◆ Objective
Each line holding the word "ffffff" counts once; give the total and nothing more.

◆ Dataset
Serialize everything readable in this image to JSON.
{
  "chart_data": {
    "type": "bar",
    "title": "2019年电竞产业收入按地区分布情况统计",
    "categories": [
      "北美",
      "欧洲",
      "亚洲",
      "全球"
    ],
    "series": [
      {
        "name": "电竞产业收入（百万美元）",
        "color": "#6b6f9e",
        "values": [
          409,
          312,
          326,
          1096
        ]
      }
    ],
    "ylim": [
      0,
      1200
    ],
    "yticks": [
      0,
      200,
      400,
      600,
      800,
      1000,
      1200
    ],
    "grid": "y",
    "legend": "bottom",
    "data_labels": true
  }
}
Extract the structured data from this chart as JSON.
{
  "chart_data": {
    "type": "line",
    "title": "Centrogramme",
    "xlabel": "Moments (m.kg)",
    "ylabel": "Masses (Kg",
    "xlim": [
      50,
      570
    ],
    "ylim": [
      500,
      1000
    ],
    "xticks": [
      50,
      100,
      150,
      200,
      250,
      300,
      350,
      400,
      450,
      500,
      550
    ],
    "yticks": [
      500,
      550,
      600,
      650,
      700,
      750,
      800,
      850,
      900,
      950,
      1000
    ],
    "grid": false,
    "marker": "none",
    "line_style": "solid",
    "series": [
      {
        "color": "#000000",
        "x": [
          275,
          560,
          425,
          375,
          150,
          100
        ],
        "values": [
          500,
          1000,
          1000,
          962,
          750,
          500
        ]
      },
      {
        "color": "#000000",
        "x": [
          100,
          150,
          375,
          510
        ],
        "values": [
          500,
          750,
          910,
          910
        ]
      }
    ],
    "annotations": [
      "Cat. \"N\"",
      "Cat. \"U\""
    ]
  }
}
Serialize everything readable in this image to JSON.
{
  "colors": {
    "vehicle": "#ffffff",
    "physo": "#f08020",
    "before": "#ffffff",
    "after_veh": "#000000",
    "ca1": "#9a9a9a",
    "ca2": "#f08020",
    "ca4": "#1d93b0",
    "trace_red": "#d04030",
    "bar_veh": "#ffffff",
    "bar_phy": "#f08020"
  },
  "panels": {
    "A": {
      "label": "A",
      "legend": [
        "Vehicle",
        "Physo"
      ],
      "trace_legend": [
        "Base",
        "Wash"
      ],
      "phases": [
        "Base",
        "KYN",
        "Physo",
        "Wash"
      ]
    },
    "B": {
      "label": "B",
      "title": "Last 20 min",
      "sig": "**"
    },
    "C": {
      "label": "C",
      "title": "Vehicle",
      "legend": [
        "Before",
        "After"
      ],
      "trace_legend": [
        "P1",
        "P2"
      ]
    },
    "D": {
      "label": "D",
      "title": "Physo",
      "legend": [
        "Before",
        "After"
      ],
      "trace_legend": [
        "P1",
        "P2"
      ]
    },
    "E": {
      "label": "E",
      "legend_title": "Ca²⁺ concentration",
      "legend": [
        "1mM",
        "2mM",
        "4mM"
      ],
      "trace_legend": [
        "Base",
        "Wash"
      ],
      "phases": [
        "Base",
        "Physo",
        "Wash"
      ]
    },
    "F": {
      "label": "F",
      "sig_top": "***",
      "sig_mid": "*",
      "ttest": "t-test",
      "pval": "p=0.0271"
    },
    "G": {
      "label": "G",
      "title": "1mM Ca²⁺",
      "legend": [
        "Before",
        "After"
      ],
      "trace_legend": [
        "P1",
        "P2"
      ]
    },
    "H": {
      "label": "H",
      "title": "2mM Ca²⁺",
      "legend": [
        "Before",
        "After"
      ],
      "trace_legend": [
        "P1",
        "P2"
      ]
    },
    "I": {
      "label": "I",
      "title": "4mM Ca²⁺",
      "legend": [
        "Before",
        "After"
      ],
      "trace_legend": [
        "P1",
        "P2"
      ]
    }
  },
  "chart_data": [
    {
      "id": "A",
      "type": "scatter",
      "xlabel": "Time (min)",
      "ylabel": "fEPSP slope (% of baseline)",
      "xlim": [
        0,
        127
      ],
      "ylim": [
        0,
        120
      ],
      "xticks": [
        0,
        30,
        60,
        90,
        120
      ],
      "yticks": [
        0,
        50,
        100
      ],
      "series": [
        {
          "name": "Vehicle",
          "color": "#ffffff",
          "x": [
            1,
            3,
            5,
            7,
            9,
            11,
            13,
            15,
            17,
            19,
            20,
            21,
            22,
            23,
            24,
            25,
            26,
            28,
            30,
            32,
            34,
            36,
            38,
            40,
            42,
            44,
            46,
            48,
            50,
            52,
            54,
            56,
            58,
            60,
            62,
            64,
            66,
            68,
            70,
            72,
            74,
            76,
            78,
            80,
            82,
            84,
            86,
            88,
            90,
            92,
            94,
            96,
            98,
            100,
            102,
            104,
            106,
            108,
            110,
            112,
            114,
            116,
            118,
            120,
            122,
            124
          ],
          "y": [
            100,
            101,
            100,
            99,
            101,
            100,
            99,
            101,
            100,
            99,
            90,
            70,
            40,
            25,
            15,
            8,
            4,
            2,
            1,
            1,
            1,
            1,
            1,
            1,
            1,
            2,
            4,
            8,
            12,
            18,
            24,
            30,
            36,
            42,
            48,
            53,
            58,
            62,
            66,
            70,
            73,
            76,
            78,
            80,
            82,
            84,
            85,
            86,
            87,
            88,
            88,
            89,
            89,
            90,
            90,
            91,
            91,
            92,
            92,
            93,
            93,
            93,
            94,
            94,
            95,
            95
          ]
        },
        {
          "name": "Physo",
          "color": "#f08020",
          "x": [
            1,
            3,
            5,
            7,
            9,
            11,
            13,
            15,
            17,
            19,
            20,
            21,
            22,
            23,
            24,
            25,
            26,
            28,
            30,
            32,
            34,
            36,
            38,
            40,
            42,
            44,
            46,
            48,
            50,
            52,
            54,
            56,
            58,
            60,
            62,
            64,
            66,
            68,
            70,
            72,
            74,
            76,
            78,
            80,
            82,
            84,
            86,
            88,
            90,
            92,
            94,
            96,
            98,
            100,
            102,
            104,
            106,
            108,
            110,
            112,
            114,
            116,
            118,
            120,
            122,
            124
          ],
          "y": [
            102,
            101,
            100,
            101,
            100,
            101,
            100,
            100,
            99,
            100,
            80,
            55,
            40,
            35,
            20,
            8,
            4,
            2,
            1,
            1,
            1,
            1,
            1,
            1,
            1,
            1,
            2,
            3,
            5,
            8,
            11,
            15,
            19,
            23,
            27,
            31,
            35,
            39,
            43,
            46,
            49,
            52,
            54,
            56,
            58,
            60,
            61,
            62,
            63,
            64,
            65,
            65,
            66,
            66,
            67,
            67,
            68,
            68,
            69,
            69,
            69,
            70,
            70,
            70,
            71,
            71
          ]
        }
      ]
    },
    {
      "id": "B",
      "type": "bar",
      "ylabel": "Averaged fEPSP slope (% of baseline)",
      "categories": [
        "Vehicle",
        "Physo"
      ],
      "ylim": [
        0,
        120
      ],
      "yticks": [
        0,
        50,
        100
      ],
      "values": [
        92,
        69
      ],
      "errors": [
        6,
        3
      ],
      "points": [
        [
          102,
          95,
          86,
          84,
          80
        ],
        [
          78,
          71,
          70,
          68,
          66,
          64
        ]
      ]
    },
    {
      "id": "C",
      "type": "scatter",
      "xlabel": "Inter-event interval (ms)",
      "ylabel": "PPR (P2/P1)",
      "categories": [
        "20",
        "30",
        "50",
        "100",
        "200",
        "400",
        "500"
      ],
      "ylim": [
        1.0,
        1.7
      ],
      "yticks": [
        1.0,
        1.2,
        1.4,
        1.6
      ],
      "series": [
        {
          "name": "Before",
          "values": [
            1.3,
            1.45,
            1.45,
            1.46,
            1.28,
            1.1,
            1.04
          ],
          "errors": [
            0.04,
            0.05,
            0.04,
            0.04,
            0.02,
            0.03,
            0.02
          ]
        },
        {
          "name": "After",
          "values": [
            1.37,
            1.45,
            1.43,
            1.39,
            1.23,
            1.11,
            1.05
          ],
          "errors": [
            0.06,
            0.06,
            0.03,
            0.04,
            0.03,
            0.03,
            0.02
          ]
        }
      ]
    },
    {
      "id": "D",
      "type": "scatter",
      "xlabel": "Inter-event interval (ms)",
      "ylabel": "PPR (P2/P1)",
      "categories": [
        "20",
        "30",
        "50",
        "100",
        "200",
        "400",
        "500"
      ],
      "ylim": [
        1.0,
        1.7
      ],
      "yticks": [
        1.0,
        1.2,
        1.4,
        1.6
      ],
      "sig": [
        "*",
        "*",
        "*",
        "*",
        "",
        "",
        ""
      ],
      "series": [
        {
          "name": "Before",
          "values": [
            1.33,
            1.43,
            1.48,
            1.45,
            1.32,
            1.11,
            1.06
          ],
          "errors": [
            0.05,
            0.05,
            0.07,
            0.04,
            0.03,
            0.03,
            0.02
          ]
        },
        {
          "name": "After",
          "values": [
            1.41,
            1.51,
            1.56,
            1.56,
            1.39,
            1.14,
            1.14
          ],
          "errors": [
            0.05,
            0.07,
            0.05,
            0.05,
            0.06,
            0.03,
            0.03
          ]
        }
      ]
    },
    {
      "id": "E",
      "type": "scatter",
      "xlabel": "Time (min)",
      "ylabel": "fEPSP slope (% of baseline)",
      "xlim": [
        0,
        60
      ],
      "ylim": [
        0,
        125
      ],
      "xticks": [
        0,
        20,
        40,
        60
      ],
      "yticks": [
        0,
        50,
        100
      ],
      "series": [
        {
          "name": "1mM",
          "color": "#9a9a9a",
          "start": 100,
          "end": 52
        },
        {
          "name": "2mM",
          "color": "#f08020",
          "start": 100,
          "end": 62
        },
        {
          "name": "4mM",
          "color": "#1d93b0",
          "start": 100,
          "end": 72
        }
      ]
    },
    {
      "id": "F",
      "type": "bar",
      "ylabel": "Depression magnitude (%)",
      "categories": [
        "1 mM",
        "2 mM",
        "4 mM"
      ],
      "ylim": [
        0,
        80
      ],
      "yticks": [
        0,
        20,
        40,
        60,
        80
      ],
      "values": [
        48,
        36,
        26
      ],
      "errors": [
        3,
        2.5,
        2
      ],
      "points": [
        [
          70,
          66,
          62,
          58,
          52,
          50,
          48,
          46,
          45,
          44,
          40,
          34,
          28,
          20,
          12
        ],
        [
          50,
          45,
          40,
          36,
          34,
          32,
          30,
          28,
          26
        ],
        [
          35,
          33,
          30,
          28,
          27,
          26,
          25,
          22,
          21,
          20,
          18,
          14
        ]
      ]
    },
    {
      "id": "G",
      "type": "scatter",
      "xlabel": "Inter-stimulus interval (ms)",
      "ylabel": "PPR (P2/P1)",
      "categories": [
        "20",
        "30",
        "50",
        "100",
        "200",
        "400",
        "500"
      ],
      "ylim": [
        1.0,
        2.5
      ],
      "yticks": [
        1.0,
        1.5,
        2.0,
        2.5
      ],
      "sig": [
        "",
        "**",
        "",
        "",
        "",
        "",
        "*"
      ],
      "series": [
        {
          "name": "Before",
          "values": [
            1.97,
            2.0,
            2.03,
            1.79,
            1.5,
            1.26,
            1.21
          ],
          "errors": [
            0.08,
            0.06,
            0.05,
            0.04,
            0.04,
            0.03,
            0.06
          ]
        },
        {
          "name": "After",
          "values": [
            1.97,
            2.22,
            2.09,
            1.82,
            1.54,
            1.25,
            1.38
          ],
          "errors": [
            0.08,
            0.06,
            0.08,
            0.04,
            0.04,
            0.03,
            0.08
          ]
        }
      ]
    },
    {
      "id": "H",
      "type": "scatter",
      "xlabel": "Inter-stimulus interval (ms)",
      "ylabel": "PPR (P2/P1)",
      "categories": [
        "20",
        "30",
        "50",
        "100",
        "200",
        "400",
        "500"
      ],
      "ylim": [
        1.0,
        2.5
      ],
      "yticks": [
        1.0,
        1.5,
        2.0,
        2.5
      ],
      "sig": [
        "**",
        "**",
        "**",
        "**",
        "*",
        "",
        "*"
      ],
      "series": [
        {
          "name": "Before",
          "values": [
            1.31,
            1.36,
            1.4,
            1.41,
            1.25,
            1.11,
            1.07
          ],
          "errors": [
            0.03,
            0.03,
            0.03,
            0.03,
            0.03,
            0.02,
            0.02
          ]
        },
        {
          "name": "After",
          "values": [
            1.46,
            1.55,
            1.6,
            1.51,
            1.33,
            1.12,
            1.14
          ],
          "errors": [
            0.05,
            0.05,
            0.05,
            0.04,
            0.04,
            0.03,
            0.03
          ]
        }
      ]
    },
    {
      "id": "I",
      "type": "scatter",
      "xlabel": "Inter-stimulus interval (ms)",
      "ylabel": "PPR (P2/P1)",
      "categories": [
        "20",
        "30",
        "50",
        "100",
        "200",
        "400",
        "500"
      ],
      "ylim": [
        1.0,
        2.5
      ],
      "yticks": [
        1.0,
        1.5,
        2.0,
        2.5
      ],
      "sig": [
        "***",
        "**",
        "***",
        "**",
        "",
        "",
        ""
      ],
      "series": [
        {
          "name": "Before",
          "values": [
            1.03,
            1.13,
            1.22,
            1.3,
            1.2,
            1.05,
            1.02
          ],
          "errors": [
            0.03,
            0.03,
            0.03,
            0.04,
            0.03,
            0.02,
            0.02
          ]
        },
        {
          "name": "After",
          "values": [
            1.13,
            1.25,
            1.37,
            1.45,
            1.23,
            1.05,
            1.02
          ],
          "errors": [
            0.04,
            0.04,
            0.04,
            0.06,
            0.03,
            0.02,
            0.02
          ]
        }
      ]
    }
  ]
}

◆ Solution to this task
4